- _INSTRUCTIONS TO FOLLOW_: All the data should be repeated exactly. Any image in it is left out.

>> Start PROVIDED INFORMATION

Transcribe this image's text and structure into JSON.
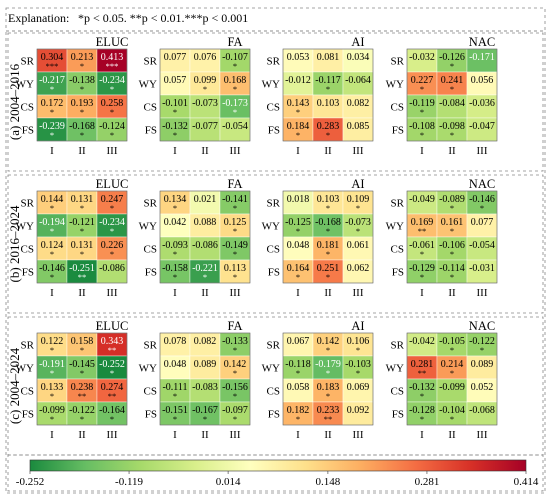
{
  "explanation": {
    "label": "Explanation:",
    "text": "*p < 0.05. **p < 0.01.***p < 0.001"
  },
  "colorbar": {
    "colors": [
      "#1a8a3e",
      "#66bd63",
      "#a6d96a",
      "#d9ef8b",
      "#ffffbf",
      "#fee08b",
      "#fdae61",
      "#f46d43",
      "#d73027",
      "#a50026"
    ],
    "ticks": [
      -0.252,
      -0.119,
      0.014,
      0.148,
      0.281,
      0.414
    ],
    "tick_labels": [
      "-0.252",
      "-0.119",
      "0.014",
      "0.148",
      "0.281",
      "0.414"
    ]
  },
  "chart_data": {
    "type": "heatmap",
    "value_range": [
      -0.252,
      0.414
    ],
    "row_labels": [
      "SR",
      "WY",
      "CS",
      "FS"
    ],
    "col_labels": [
      "I",
      "II",
      "III"
    ],
    "panels": [
      {
        "label": "(a) 2004–2016",
        "charts": [
          {
            "title": "ELUC",
            "values": [
              [
                0.304,
                0.213,
                0.413
              ],
              [
                -0.217,
                -0.138,
                -0.234
              ],
              [
                0.172,
                0.193,
                0.258
              ],
              [
                -0.239,
                -0.168,
                -0.124
              ]
            ],
            "sig": [
              [
                "***",
                "*",
                "***"
              ],
              [
                "*",
                "*",
                "*"
              ],
              [
                "*",
                "*",
                "*"
              ],
              [
                "*",
                "*",
                "*"
              ]
            ]
          },
          {
            "title": "FA",
            "values": [
              [
                0.077,
                0.076,
                -0.107
              ],
              [
                0.057,
                0.099,
                0.168
              ],
              [
                -0.101,
                -0.073,
                -0.173
              ],
              [
                -0.132,
                -0.077,
                -0.054
              ]
            ],
            "sig": [
              [
                "",
                "",
                "*"
              ],
              [
                "",
                "*",
                "*"
              ],
              [
                "*",
                "",
                "*"
              ],
              [
                "*",
                "",
                ""
              ]
            ]
          },
          {
            "title": "AI",
            "values": [
              [
                0.053,
                0.081,
                0.034
              ],
              [
                -0.012,
                -0.117,
                -0.064
              ],
              [
                0.143,
                0.103,
                0.082
              ],
              [
                0.184,
                0.283,
                0.085
              ]
            ],
            "sig": [
              [
                "",
                "",
                ""
              ],
              [
                "",
                "*",
                ""
              ],
              [
                "*",
                "",
                ""
              ],
              [
                "*",
                "*",
                ""
              ]
            ]
          },
          {
            "title": "NAC",
            "values": [
              [
                -0.032,
                -0.126,
                -0.171
              ],
              [
                0.227,
                0.241,
                0.056
              ],
              [
                -0.119,
                -0.084,
                -0.036
              ],
              [
                -0.108,
                -0.098,
                -0.047
              ]
            ],
            "sig": [
              [
                "",
                "*",
                ""
              ],
              [
                "*",
                "*",
                ""
              ],
              [
                "*",
                "",
                ""
              ],
              [
                "*",
                "*",
                ""
              ]
            ]
          }
        ]
      },
      {
        "label": "(b) 2016–2024",
        "charts": [
          {
            "title": "ELUC",
            "values": [
              [
                0.144,
                0.131,
                0.247
              ],
              [
                -0.194,
                -0.121,
                -0.234
              ],
              [
                0.124,
                0.131,
                0.226
              ],
              [
                -0.146,
                -0.251,
                -0.086
              ]
            ],
            "sig": [
              [
                "*",
                "*",
                "*"
              ],
              [
                "*",
                "*",
                "*"
              ],
              [
                "*",
                "*",
                "*"
              ],
              [
                "*",
                "**",
                ""
              ]
            ]
          },
          {
            "title": "FA",
            "values": [
              [
                0.134,
                0.021,
                -0.141
              ],
              [
                0.042,
                0.088,
                0.125
              ],
              [
                -0.093,
                -0.086,
                -0.149
              ],
              [
                -0.158,
                -0.221,
                0.113
              ]
            ],
            "sig": [
              [
                "*",
                "",
                "*"
              ],
              [
                "",
                "",
                "*"
              ],
              [
                "*",
                "",
                "*"
              ],
              [
                "*",
                "*",
                "*"
              ]
            ]
          },
          {
            "title": "AI",
            "values": [
              [
                0.018,
                0.103,
                0.109
              ],
              [
                -0.125,
                -0.168,
                -0.073
              ],
              [
                0.048,
                0.181,
                0.061
              ],
              [
                0.164,
                0.251,
                0.062
              ]
            ],
            "sig": [
              [
                "",
                "*",
                "*"
              ],
              [
                "*",
                "*",
                "*"
              ],
              [
                "",
                "*",
                ""
              ],
              [
                "*",
                "*",
                ""
              ]
            ]
          },
          {
            "title": "NAC",
            "values": [
              [
                -0.049,
                -0.089,
                -0.146
              ],
              [
                0.169,
                0.161,
                0.077
              ],
              [
                -0.061,
                -0.106,
                -0.054
              ],
              [
                -0.129,
                -0.114,
                -0.031
              ]
            ],
            "sig": [
              [
                "",
                "*",
                "*"
              ],
              [
                "**",
                "*",
                ""
              ],
              [
                "*",
                "*",
                ""
              ],
              [
                "*",
                "*",
                ""
              ]
            ]
          }
        ]
      },
      {
        "label": "(c) 2004–2024",
        "charts": [
          {
            "title": "ELUC",
            "values": [
              [
                0.122,
                0.158,
                0.343
              ],
              [
                -0.191,
                -0.145,
                -0.252
              ],
              [
                0.133,
                0.238,
                0.274
              ],
              [
                -0.099,
                -0.122,
                -0.164
              ]
            ],
            "sig": [
              [
                "*",
                "*",
                "**"
              ],
              [
                "*",
                "*",
                "*"
              ],
              [
                "*",
                "**",
                "**"
              ],
              [
                "*",
                "*",
                "*"
              ]
            ]
          },
          {
            "title": "FA",
            "values": [
              [
                0.078,
                0.082,
                -0.133
              ],
              [
                0.048,
                0.089,
                0.142
              ],
              [
                -0.111,
                -0.083,
                -0.156
              ],
              [
                -0.151,
                -0.167,
                -0.097
              ]
            ],
            "sig": [
              [
                "",
                "",
                "*"
              ],
              [
                "",
                "",
                "*"
              ],
              [
                "*",
                "",
                "*"
              ],
              [
                "*",
                "*",
                "*"
              ]
            ]
          },
          {
            "title": "AI",
            "values": [
              [
                0.067,
                0.142,
                0.106
              ],
              [
                -0.118,
                -0.179,
                -0.103
              ],
              [
                0.058,
                0.183,
                0.069
              ],
              [
                0.182,
                0.233,
                0.092
              ]
            ],
            "sig": [
              [
                "",
                "*",
                "*"
              ],
              [
                "*",
                "*",
                "*"
              ],
              [
                "",
                "*",
                ""
              ],
              [
                "*",
                "**",
                ""
              ]
            ]
          },
          {
            "title": "NAC",
            "values": [
              [
                -0.042,
                -0.105,
                -0.122
              ],
              [
                0.281,
                0.214,
                0.089
              ],
              [
                -0.132,
                -0.099,
                0.052
              ],
              [
                -0.128,
                -0.104,
                -0.068
              ]
            ],
            "sig": [
              [
                "",
                "*",
                "*"
              ],
              [
                "**",
                "*",
                ""
              ],
              [
                "*",
                "",
                ""
              ],
              [
                "*",
                "*",
                ""
              ]
            ]
          }
        ]
      }
    ]
  }
}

>> End PROVIDED INFORMATION

- _EXERCISE ANSWER_:
Transcribe this image's text and structure into JSON.
{
  "explanation": {
    "label": "Explanation:",
    "text": "*p < 0.05. **p < 0.01.***p < 0.001"
  },
  "colorbar": {
    "colors": [
      "#1a8a3e",
      "#66bd63",
      "#a6d96a",
      "#d9ef8b",
      "#ffffbf",
      "#fee08b",
      "#fdae61",
      "#f46d43",
      "#d73027",
      "#a50026"
    ],
    "ticks": [
      -0.252,
      -0.119,
      0.014,
      0.148,
      0.281,
      0.414
    ],
    "tick_labels": [
      "-0.252",
      "-0.119",
      "0.014",
      "0.148",
      "0.281",
      "0.414"
    ]
  },
  "chart_data": {
    "type": "heatmap",
    "value_range": [
      -0.252,
      0.414
    ],
    "row_labels": [
      "SR",
      "WY",
      "CS",
      "FS"
    ],
    "col_labels": [
      "I",
      "II",
      "III"
    ],
    "panels": [
      {
        "label": "(a) 2004–2016",
        "charts": [
          {
            "title": "ELUC",
            "values": [
              [
                0.304,
                0.213,
                0.413
              ],
              [
                -0.217,
                -0.138,
                -0.234
              ],
              [
                0.172,
                0.193,
                0.258
              ],
              [
                -0.239,
                -0.168,
                -0.124
              ]
            ],
            "sig": [
              [
                "***",
                "*",
                "***"
              ],
              [
                "*",
                "*",
                "*"
              ],
              [
                "*",
                "*",
                "*"
              ],
              [
                "*",
                "*",
                "*"
              ]
            ]
          },
          {
            "title": "FA",
            "values": [
              [
                0.077,
                0.076,
                -0.107
              ],
              [
                0.057,
                0.099,
                0.168
              ],
              [
                -0.101,
                -0.073,
                -0.173
              ],
              [
                -0.132,
                -0.077,
                -0.054
              ]
            ],
            "sig": [
              [
                "",
                "",
                "*"
              ],
              [
                "",
                "*",
                "*"
              ],
              [
                "*",
                "",
                "*"
              ],
              [
                "*",
                "",
                ""
              ]
            ]
          },
          {
            "title": "AI",
            "values": [
              [
                0.053,
                0.081,
                0.034
              ],
              [
                -0.012,
                -0.117,
                -0.064
              ],
              [
                0.143,
                0.103,
                0.082
              ],
              [
                0.184,
                0.283,
                0.085
              ]
            ],
            "sig": [
              [
                "",
                "",
                ""
              ],
              [
                "",
                "*",
                ""
              ],
              [
                "*",
                "",
                ""
              ],
              [
                "*",
                "*",
                ""
              ]
            ]
          },
          {
            "title": "NAC",
            "values": [
              [
                -0.032,
                -0.126,
                -0.171
              ],
              [
                0.227,
                0.241,
                0.056
              ],
              [
                -0.119,
                -0.084,
                -0.036
              ],
              [
                -0.108,
                -0.098,
                -0.047
              ]
            ],
            "sig": [
              [
                "",
                "*",
                ""
              ],
              [
                "*",
                "*",
                ""
              ],
              [
                "*",
                "",
                ""
              ],
              [
                "*",
                "*",
                ""
              ]
            ]
          }
        ]
      },
      {
        "label": "(b) 2016–2024",
        "charts": [
          {
            "title": "ELUC",
            "values": [
              [
                0.144,
                0.131,
                0.247
              ],
              [
                -0.194,
                -0.121,
                -0.234
              ],
              [
                0.124,
                0.131,
                0.226
              ],
              [
                -0.146,
                -0.251,
                -0.086
              ]
            ],
            "sig": [
              [
                "*",
                "*",
                "*"
              ],
              [
                "*",
                "*",
                "*"
              ],
              [
                "*",
                "*",
                "*"
              ],
              [
                "*",
                "**",
                ""
              ]
            ]
          },
          {
            "title": "FA",
            "values": [
              [
                0.134,
                0.021,
                -0.141
              ],
              [
                0.042,
                0.088,
                0.125
              ],
              [
                -0.093,
                -0.086,
                -0.149
              ],
              [
                -0.158,
                -0.221,
                0.113
              ]
            ],
            "sig": [
              [
                "*",
                "",
                "*"
              ],
              [
                "",
                "",
                "*"
              ],
              [
                "*",
                "",
                "*"
              ],
              [
                "*",
                "*",
                "*"
              ]
            ]
          },
          {
            "title": "AI",
            "values": [
              [
                0.018,
                0.103,
                0.109
              ],
              [
                -0.125,
                -0.168,
                -0.073
              ],
              [
                0.048,
                0.181,
                0.061
              ],
              [
                0.164,
                0.251,
                0.062
              ]
            ],
            "sig": [
              [
                "",
                "*",
                "*"
              ],
              [
                "*",
                "*",
                "*"
              ],
              [
                "",
                "*",
                ""
              ],
              [
                "*",
                "*",
                ""
              ]
            ]
          },
          {
            "title": "NAC",
            "values": [
              [
                -0.049,
                -0.089,
                -0.146
              ],
              [
                0.169,
                0.161,
                0.077
              ],
              [
                -0.061,
                -0.106,
                -0.054
              ],
              [
                -0.129,
                -0.114,
                -0.031
              ]
            ],
            "sig": [
              [
                "",
                "*",
                "*"
              ],
              [
                "**",
                "*",
                ""
              ],
              [
                "*",
                "*",
                ""
              ],
              [
                "*",
                "*",
                ""
              ]
            ]
          }
        ]
      },
      {
        "label": "(c) 2004–2024",
        "charts": [
          {
            "title": "ELUC",
            "values": [
              [
                0.122,
                0.158,
                0.343
              ],
              [
                -0.191,
                -0.145,
                -0.252
              ],
              [
                0.133,
                0.238,
                0.274
              ],
              [
                -0.099,
                -0.122,
                -0.164
              ]
            ],
            "sig": [
              [
                "*",
                "*",
                "**"
              ],
              [
                "*",
                "*",
                "*"
              ],
              [
                "*",
                "**",
                "**"
              ],
              [
                "*",
                "*",
                "*"
              ]
            ]
          },
          {
            "title": "FA",
            "values": [
              [
                0.078,
                0.082,
                -0.133
              ],
              [
                0.048,
                0.089,
                0.142
              ],
              [
                -0.111,
                -0.083,
                -0.156
              ],
              [
                -0.151,
                -0.167,
                -0.097
              ]
            ],
            "sig": [
              [
                "",
                "",
                "*"
              ],
              [
                "",
                "",
                "*"
              ],
              [
                "*",
                "",
                "*"
              ],
              [
                "*",
                "*",
                "*"
              ]
            ]
          },
          {
            "title": "AI",
            "values": [
              [
                0.067,
                0.142,
                0.106
              ],
              [
                -0.118,
                -0.179,
                -0.103
              ],
              [
                0.058,
                0.183,
                0.069
              ],
              [
                0.182,
                0.233,
                0.092
              ]
            ],
            "sig": [
              [
                "",
                "*",
                "*"
              ],
              [
                "*",
                "*",
                "*"
              ],
              [
                "",
                "*",
                ""
              ],
              [
                "*",
                "**",
                ""
              ]
            ]
          },
          {
            "title": "NAC",
            "values": [
              [
                -0.042,
                -0.105,
                -0.122
              ],
              [
                0.281,
                0.214,
                0.089
              ],
              [
                -0.132,
                -0.099,
                0.052
              ],
              [
                -0.128,
                -0.104,
                -0.068
              ]
            ],
            "sig": [
              [
                "",
                "*",
                "*"
              ],
              [
                "**",
                "*",
                ""
              ],
              [
                "*",
                "",
                ""
              ],
              [
                "*",
                "*",
                ""
              ]
            ]
          }
        ]
      }
    ]
  }
}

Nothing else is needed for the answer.